** Start of EXTRACTED ENTRIES **
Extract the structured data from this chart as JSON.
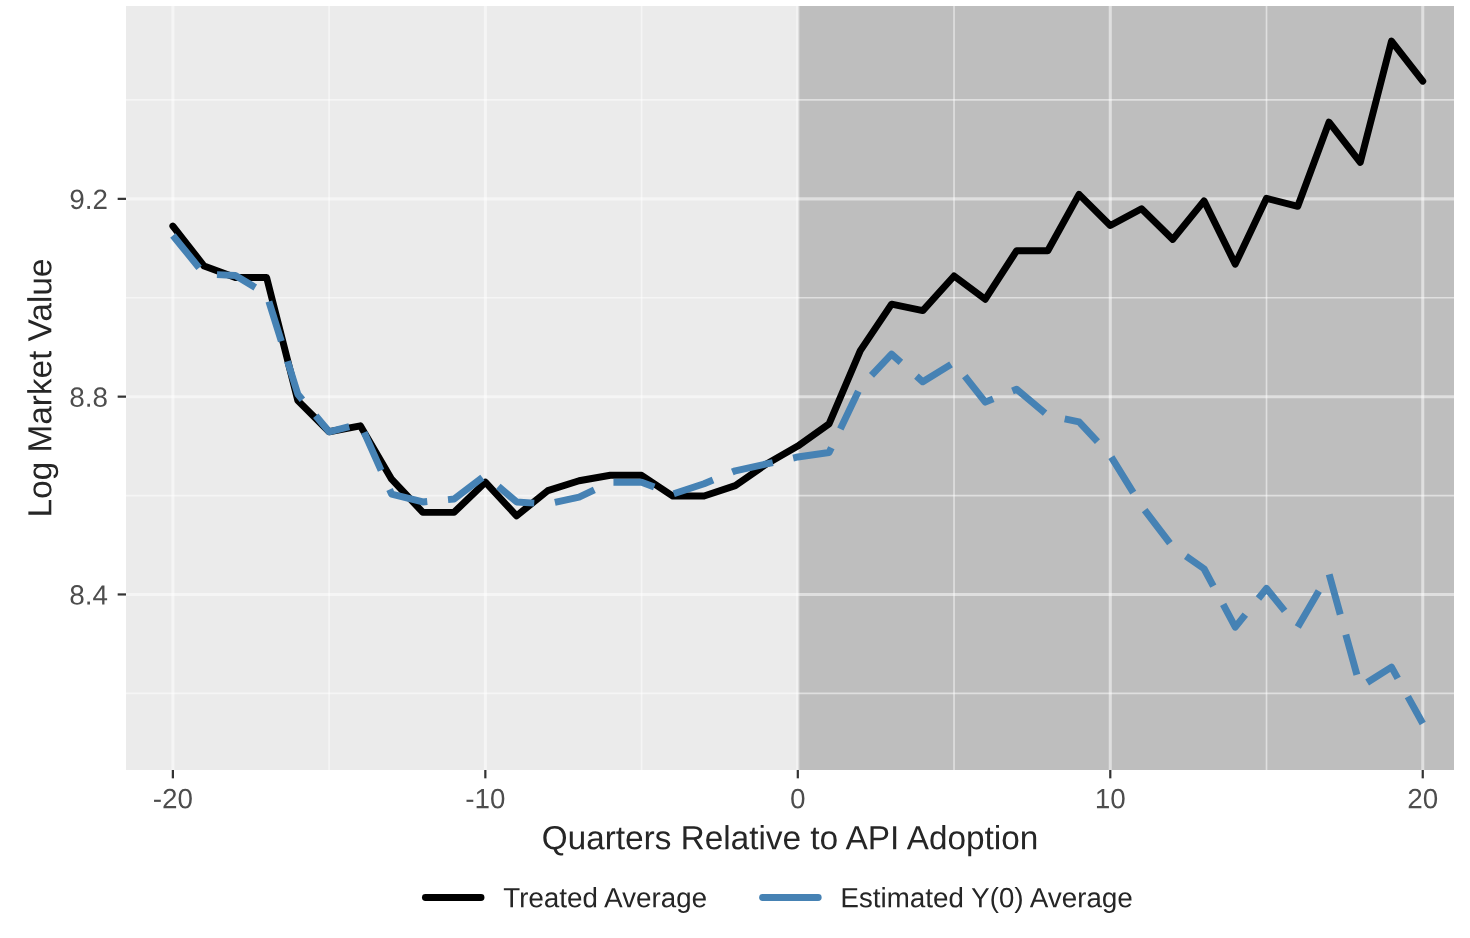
{
  "chart_data": {
    "type": "line",
    "xlabel": "Quarters Relative to API Adoption",
    "ylabel": "Log Market Value",
    "x": [
      -20,
      -19,
      -18,
      -17,
      -16,
      -15,
      -14,
      -13,
      -12,
      -11,
      -10,
      -9,
      -8,
      -7,
      -6,
      -5,
      -4,
      -3,
      -2,
      -1,
      0,
      1,
      2,
      3,
      4,
      5,
      6,
      7,
      8,
      9,
      10,
      11,
      12,
      13,
      14,
      15,
      16,
      17,
      18,
      19,
      20
    ],
    "series": [
      {
        "name": "Treated Average",
        "color": "#000000",
        "line_style": "solid",
        "values": [
          9.145,
          9.064,
          9.041,
          9.041,
          8.792,
          8.729,
          8.741,
          8.633,
          8.566,
          8.566,
          8.627,
          8.559,
          8.61,
          8.63,
          8.641,
          8.641,
          8.599,
          8.599,
          8.62,
          8.664,
          8.7,
          8.745,
          8.893,
          8.987,
          8.974,
          9.044,
          8.997,
          9.095,
          9.095,
          9.209,
          9.146,
          9.18,
          9.118,
          9.196,
          9.068,
          9.201,
          9.185,
          9.355,
          9.274,
          9.519,
          9.438
        ]
      },
      {
        "name": "Estimated Y(0) Average",
        "color": "#4682b4",
        "line_style": "dashed",
        "values": [
          9.126,
          9.048,
          9.045,
          9.007,
          8.805,
          8.729,
          8.745,
          8.603,
          8.587,
          8.593,
          8.641,
          8.587,
          8.583,
          8.597,
          8.627,
          8.627,
          8.603,
          8.624,
          8.65,
          8.664,
          8.678,
          8.687,
          8.819,
          8.886,
          8.83,
          8.869,
          8.789,
          8.815,
          8.762,
          8.749,
          8.681,
          8.579,
          8.496,
          8.452,
          8.334,
          8.412,
          8.334,
          8.442,
          8.213,
          8.253,
          8.139
        ]
      }
    ],
    "xlim": [
      -21.5,
      21
    ],
    "ylim": [
      8.045,
      9.59
    ],
    "xticks": [
      -20,
      {
        "value": -15,
        "label": null
      },
      -10,
      {
        "value": -5,
        "label": null
      },
      0,
      {
        "value": 5,
        "label": null
      },
      10,
      {
        "value": 15,
        "label": null
      },
      20
    ],
    "yticks": [
      {
        "value": 8.2,
        "label": null
      },
      8.4,
      {
        "value": 8.6,
        "label": null
      },
      8.8,
      {
        "value": 9.0,
        "label": null
      },
      9.2,
      {
        "value": 9.4,
        "label": null
      }
    ],
    "bands": [
      {
        "axis": "x",
        "from": 0,
        "to": 21,
        "label": null,
        "color": "#bebebe"
      }
    ],
    "grid": true,
    "legend": "bottom"
  }
}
** End of EXTRACTED ENTRIES **
→ OBJECTIVE:
Give the number of lines above in which the word "from" occurs, with nothing else.

→ TASK RESPONSE:
2